• _Brief_
Copy every entry precisely.
[start]
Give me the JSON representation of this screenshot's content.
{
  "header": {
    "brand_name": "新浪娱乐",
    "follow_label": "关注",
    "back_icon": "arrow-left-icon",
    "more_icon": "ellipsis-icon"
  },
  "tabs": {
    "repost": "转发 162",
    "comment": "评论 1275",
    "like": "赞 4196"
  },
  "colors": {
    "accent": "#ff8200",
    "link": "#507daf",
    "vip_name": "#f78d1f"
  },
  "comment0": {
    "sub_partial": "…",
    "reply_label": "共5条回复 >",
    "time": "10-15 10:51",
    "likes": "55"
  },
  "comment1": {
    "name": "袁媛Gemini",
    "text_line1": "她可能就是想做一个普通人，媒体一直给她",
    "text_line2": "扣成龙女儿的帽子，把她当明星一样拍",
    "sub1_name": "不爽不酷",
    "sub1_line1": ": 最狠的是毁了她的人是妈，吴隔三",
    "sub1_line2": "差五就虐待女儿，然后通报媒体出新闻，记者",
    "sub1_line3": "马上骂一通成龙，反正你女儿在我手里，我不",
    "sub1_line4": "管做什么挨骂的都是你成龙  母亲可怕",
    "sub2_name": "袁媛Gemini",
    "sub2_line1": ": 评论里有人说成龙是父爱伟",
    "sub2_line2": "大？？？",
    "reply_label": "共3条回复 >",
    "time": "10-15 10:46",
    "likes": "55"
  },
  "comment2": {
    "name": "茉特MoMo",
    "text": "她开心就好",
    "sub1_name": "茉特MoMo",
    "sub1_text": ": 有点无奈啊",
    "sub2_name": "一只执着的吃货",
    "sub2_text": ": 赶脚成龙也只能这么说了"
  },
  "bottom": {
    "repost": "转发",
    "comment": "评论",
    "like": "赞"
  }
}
[end]
• _Solution_
Give me the JSON representation of this screenshot's content.
{
  "header": {
    "brand_name": "新浪娱乐",
    "follow_label": "关注",
    "back_icon": "arrow-left-icon",
    "more_icon": "ellipsis-icon"
  },
  "tabs": {
    "repost": "转发 162",
    "comment": "评论 1275",
    "like": "赞 4196"
  },
  "colors": {
    "accent": "#ff8200",
    "link": "#507daf",
    "vip_name": "#f78d1f"
  },
  "comment0": {
    "sub_partial": "…",
    "reply_label": "共5条回复 >",
    "time": "10-15 10:51",
    "likes": "55"
  },
  "comment1": {
    "name": "袁媛Gemini",
    "text_line1": "她可能就是想做一个普通人，媒体一直给她",
    "text_line2": "扣成龙女儿的帽子，把她当明星一样拍",
    "sub1_name": "不爽不酷",
    "sub1_line1": ": 最狠的是毁了她的人是妈，吴隔三",
    "sub1_line2": "差五就虐待女儿，然后通报媒体出新闻，记者",
    "sub1_line3": "马上骂一通成龙，反正你女儿在我手里，我不",
    "sub1_line4": "管做什么挨骂的都是你成龙  母亲可怕",
    "sub2_name": "袁媛Gemini",
    "sub2_line1": ": 评论里有人说成龙是父爱伟",
    "sub2_line2": "大？？？",
    "reply_label": "共3条回复 >",
    "time": "10-15 10:46",
    "likes": "55"
  },
  "comment2": {
    "name": "茉特MoMo",
    "text": "她开心就好",
    "sub1_name": "茉特MoMo",
    "sub1_text": ": 有点无奈啊",
    "sub2_name": "一只执着的吃货",
    "sub2_text": ": 赶脚成龙也只能这么说了"
  },
  "bottom": {
    "repost": "转发",
    "comment": "评论",
    "like": "赞"
  }
}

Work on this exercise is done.